* **WHAT IS EXPECTED**: Some lines in the listing below may include the string "Risk". How many are there? Give only the number.

* **GIVEN DATA**:
::::

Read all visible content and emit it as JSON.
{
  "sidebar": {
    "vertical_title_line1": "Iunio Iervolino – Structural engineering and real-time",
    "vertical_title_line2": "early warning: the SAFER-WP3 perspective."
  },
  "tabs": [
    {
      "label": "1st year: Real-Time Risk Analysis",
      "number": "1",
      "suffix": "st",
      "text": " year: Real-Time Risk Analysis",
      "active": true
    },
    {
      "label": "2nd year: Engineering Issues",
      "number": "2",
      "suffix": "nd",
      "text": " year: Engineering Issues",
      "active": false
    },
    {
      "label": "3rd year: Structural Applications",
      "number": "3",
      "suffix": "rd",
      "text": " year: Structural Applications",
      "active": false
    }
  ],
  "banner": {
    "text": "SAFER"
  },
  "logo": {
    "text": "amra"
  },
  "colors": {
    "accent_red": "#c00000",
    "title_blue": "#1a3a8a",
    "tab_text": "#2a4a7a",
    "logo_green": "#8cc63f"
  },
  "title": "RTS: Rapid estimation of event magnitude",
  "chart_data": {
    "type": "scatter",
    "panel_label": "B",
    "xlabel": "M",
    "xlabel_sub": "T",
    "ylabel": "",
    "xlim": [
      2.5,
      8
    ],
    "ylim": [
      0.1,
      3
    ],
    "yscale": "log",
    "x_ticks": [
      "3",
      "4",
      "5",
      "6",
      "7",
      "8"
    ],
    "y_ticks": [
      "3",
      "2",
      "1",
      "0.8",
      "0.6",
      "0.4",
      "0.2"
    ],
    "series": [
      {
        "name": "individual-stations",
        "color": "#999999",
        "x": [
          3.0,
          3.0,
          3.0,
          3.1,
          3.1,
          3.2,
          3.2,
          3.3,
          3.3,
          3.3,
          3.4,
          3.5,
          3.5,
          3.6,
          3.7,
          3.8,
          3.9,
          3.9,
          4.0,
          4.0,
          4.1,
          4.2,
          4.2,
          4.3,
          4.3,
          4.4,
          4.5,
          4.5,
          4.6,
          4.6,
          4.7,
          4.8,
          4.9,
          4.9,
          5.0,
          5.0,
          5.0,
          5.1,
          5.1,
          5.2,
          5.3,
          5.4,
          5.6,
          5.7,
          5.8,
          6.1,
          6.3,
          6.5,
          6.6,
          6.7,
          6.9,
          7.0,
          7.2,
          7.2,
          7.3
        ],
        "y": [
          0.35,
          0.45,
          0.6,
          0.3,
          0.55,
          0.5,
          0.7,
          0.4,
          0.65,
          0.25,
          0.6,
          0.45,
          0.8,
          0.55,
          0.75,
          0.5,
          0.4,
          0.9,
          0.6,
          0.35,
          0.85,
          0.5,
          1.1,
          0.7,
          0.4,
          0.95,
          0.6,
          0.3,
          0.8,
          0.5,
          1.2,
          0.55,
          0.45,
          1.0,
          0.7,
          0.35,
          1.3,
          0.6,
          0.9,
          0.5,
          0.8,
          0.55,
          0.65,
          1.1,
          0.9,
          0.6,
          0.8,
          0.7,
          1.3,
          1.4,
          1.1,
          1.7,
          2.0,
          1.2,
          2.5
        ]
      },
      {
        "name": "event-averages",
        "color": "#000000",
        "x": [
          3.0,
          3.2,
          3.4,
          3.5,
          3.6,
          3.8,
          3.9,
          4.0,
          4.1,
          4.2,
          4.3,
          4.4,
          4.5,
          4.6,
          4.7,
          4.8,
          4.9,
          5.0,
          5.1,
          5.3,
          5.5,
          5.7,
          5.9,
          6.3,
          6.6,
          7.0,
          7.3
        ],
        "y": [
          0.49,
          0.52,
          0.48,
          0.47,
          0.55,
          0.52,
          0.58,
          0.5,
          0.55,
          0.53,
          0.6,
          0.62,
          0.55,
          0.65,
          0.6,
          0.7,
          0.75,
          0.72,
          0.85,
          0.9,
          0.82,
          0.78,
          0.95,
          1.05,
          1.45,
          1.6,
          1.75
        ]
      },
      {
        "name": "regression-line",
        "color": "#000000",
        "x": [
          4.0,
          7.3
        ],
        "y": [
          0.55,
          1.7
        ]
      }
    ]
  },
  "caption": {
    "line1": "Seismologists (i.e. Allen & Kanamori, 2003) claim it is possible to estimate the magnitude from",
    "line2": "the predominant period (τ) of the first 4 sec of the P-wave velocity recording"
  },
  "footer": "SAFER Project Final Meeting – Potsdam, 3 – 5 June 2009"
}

::::

* **RESULT**: 2